## Begin DATA PROVIDED

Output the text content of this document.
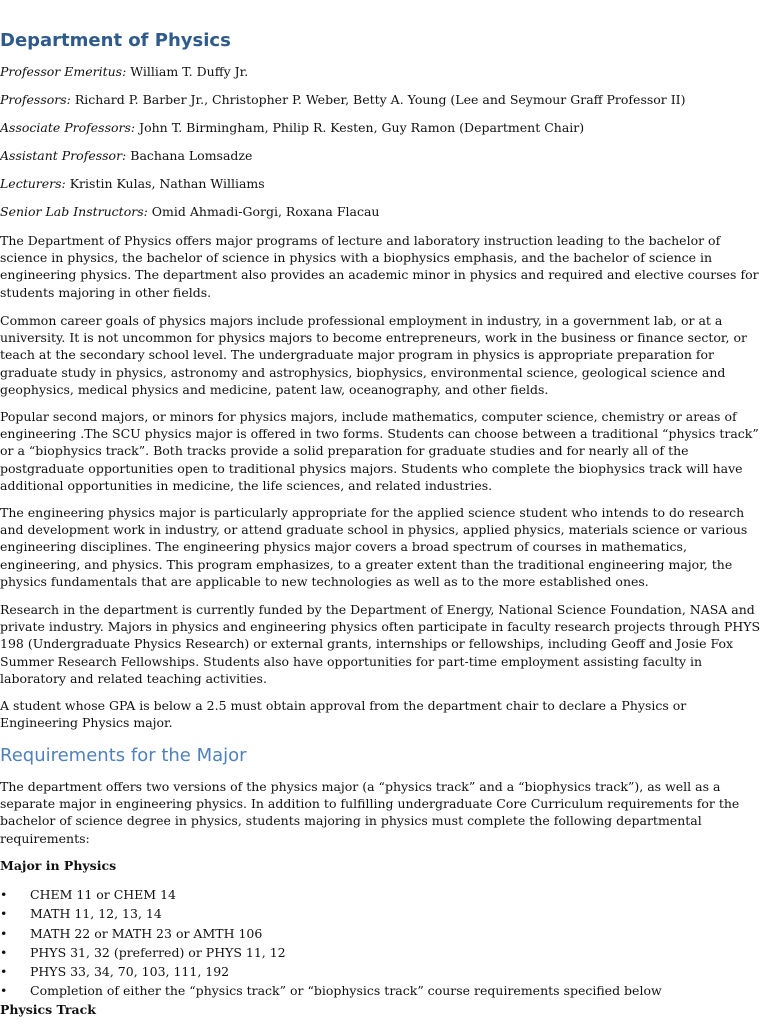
Department of Physics
Professor Emeritus: William T. Duffy Jr.
Professors: Richard P. Barber Jr., Christopher P. Weber, Betty A. Young (Lee and Seymour Graff Professor II)
Associate Professors: John T. Birmingham, Philip R. Kesten, Guy Ramon (Department Chair)
Assistant Professor: Bachana Lomsadze
Lecturers: Kristin Kulas, Nathan Williams
Senior Lab Instructors: Omid Ahmadi-Gorgi, Roxana Flacau

The Department of Physics offers major programs of lecture and laboratory instruction leading to the bachelor of science in physics, the bachelor of science in physics with a biophysics emphasis, and the bachelor of science in engineering physics. The department also provides an academic minor in physics and required and elective courses for students majoring in other fields.

Common career goals of physics majors include professional employment in industry, in a government lab, or at a university. It is not uncommon for physics majors to become entrepreneurs, work in the business or finance sector, or teach at the secondary school level. The undergraduate major program in physics is appropriate preparation for graduate study in physics, astronomy and astrophysics, biophysics, environmental science, geological science and geophysics, medical physics and medicine, patent law, oceanography, and other fields.

Popular second majors, or minors for physics majors, include mathematics, computer science, chemistry or areas of engineering .The SCU physics major is offered in two forms. Students can choose between a traditional “physics track” or a “biophysics track”. Both tracks provide a solid preparation for graduate studies and for nearly all of the postgraduate opportunities open to traditional physics majors. Students who complete the biophysics track will have additional opportunities in medicine, the life sciences, and related industries.

The engineering physics major is particularly appropriate for the applied science student who intends to do research and development work in industry, or attend graduate school in physics, applied physics, materials science or various engineering disciplines. The engineering physics major covers a broad spectrum of courses in mathematics, engineering, and physics. This program emphasizes, to a greater extent than the traditional engineering major, the physics fundamentals that are applicable to new technologies as well as to the more established ones.

Research in the department is currently funded by the Department of Energy, National Science Foundation, NASA and private industry. Majors in physics and engineering physics often participate in faculty research projects through PHYS 198 (Undergraduate Physics Research) or external grants, internships or fellowships, including Geoff and Josie Fox Summer Research Fellowships. Students also have opportunities for part-time employment assisting faculty in laboratory and related teaching activities.

A student whose GPA is below a 2.5 must obtain approval from the department chair to declare a Physics or Engineering Physics major.

Requirements for the Major

The department offers two versions of the physics major (a “physics track” and a “biophysics track”), as well as a separate major in engineering physics. In addition to fulfilling undergraduate Core Curriculum requirements for the bachelor of science degree in physics, students majoring in physics must complete the following departmental requirements:

Major in Physics
• CHEM 11 or CHEM 14
• MATH 11, 12, 13, 14
• MATH 22 or MATH 23 or AMTH 106
• PHYS 31, 32 (preferred) or PHYS 11, 12
• PHYS 33, 34, 70, 103, 111, 192
• Completion of either the “physics track” or “biophysics track” course requirements specified below
Physics Track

## End DATA PROVIDED

[SHORT TASK]:
Working from the material above, transcribe it exactly while omitting pictures.

[FINAL RESULT]:
Output the text content of this document.
Department of Physics
Professor Emeritus: William T. Duffy Jr.
Professors: Richard P. Barber Jr., Christopher P. Weber, Betty A. Young (Lee and Seymour Graff Professor II)
Associate Professors: John T. Birmingham, Philip R. Kesten, Guy Ramon (Department Chair)
Assistant Professor: Bachana Lomsadze
Lecturers: Kristin Kulas, Nathan Williams
Senior Lab Instructors: Omid Ahmadi-Gorgi, Roxana Flacau

The Department of Physics offers major programs of lecture and laboratory instruction leading to the bachelor of science in physics, the bachelor of science in physics with a biophysics emphasis, and the bachelor of science in engineering physics. The department also provides an academic minor in physics and required and elective courses for students majoring in other fields.

Common career goals of physics majors include professional employment in industry, in a government lab, or at a university. It is not uncommon for physics majors to become entrepreneurs, work in the business or finance sector, or teach at the secondary school level. The undergraduate major program in physics is appropriate preparation for graduate study in physics, astronomy and astrophysics, biophysics, environmental science, geological science and geophysics, medical physics and medicine, patent law, oceanography, and other fields.

Popular second majors, or minors for physics majors, include mathematics, computer science, chemistry or areas of engineering .The SCU physics major is offered in two forms. Students can choose between a traditional “physics track” or a “biophysics track”. Both tracks provide a solid preparation for graduate studies and for nearly all of the postgraduate opportunities open to traditional physics majors. Students who complete the biophysics track will have additional opportunities in medicine, the life sciences, and related industries.

The engineering physics major is particularly appropriate for the applied science student who intends to do research and development work in industry, or attend graduate school in physics, applied physics, materials science or various engineering disciplines. The engineering physics major covers a broad spectrum of courses in mathematics, engineering, and physics. This program emphasizes, to a greater extent than the traditional engineering major, the physics fundamentals that are applicable to new technologies as well as to the more established ones.

Research in the department is currently funded by the Department of Energy, National Science Foundation, NASA and private industry. Majors in physics and engineering physics often participate in faculty research projects through PHYS 198 (Undergraduate Physics Research) or external grants, internships or fellowships, including Geoff and Josie Fox Summer Research Fellowships. Students also have opportunities for part-time employment assisting faculty in laboratory and related teaching activities.

A student whose GPA is below a 2.5 must obtain approval from the department chair to declare a Physics or Engineering Physics major.

Requirements for the Major

The department offers two versions of the physics major (a “physics track” and a “biophysics track”), as well as a separate major in engineering physics. In addition to fulfilling undergraduate Core Curriculum requirements for the bachelor of science degree in physics, students majoring in physics must complete the following departmental requirements:

Major in Physics
• CHEM 11 or CHEM 14
• MATH 11, 12, 13, 14
• MATH 22 or MATH 23 or AMTH 106
• PHYS 31, 32 (preferred) or PHYS 11, 12
• PHYS 33, 34, 70, 103, 111, 192
• Completion of either the “physics track” or “biophysics track” course requirements specified below
Physics Track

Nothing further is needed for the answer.